MATERIAL PROVIDED:
* Begin *
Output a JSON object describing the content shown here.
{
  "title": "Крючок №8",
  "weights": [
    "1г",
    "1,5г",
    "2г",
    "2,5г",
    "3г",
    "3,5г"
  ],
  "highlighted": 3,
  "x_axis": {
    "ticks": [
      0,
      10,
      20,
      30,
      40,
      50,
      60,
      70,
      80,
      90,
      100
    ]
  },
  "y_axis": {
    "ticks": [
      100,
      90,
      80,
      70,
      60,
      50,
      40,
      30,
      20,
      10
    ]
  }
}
* End *
PROBLEM DETAILS:
Write each line above out exactly.

FINAL RESULT:
Output a JSON object describing the content shown here.
{
  "title": "Крючок №8",
  "weights": [
    "1г",
    "1,5г",
    "2г",
    "2,5г",
    "3г",
    "3,5г"
  ],
  "highlighted": 3,
  "x_axis": {
    "ticks": [
      0,
      10,
      20,
      30,
      40,
      50,
      60,
      70,
      80,
      90,
      100
    ]
  },
  "y_axis": {
    "ticks": [
      100,
      90,
      80,
      70,
      60,
      50,
      40,
      30,
      20,
      10
    ]
  }
}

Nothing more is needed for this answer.